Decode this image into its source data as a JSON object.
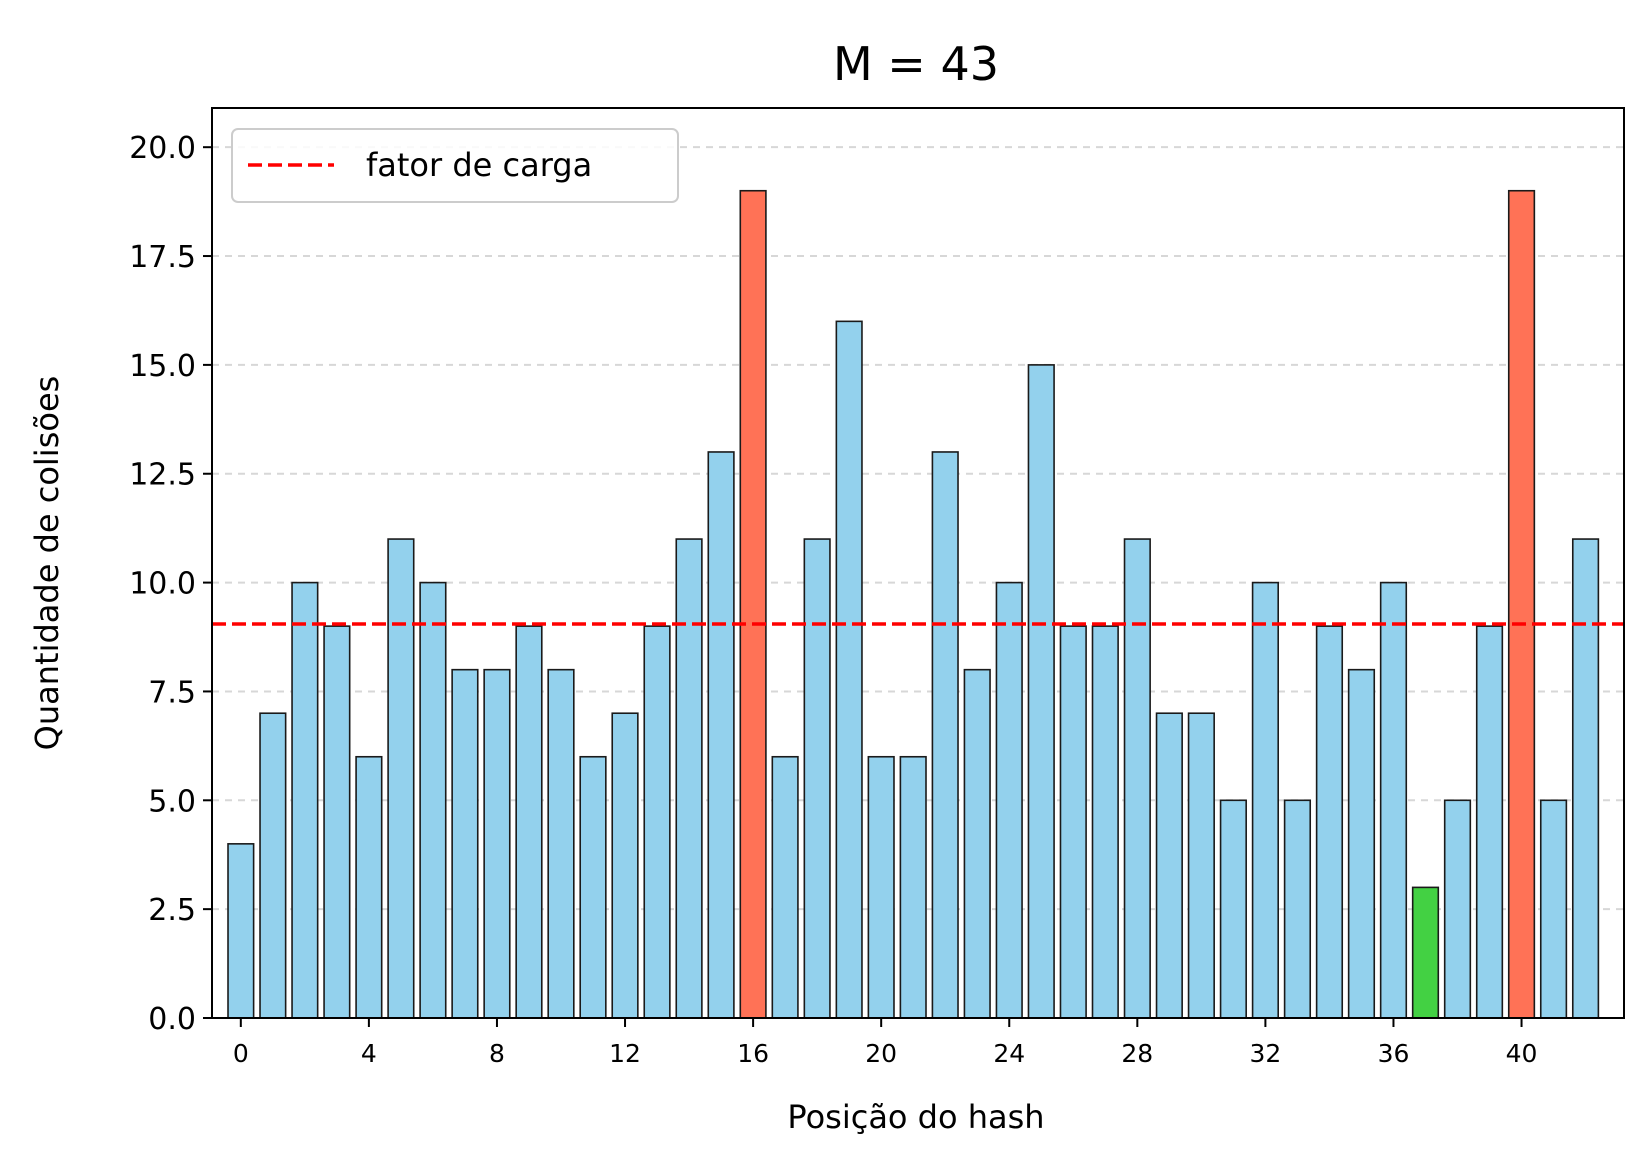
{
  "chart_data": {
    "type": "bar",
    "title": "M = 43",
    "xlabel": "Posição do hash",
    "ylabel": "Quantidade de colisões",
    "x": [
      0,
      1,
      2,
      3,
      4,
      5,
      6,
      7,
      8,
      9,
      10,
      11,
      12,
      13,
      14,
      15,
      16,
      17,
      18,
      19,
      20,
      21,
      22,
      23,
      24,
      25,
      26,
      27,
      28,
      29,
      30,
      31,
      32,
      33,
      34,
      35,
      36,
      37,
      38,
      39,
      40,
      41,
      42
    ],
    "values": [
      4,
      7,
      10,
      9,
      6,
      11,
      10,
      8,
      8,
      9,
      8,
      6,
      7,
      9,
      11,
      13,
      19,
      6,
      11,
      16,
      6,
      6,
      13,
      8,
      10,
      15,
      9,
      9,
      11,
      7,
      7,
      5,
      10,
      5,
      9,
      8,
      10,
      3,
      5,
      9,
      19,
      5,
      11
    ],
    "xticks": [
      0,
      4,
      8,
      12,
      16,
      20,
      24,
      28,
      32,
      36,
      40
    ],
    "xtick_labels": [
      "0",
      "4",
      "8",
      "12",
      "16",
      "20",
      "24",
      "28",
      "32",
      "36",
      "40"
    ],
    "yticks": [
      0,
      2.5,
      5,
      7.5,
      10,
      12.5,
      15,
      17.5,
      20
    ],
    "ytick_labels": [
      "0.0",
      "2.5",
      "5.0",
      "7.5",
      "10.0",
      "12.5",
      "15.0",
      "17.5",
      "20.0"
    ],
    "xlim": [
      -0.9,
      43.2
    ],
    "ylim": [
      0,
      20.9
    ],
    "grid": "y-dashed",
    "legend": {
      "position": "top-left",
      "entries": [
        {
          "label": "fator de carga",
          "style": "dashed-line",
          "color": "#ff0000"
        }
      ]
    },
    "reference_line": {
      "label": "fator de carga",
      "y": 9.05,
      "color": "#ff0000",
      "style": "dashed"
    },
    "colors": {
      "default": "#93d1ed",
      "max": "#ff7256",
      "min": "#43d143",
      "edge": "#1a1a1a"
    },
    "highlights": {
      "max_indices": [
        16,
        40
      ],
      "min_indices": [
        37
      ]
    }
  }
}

-=-=-=-=-

### Objective
Report the number of lines containing the string "fator" and add nothing to it.

### Task response
2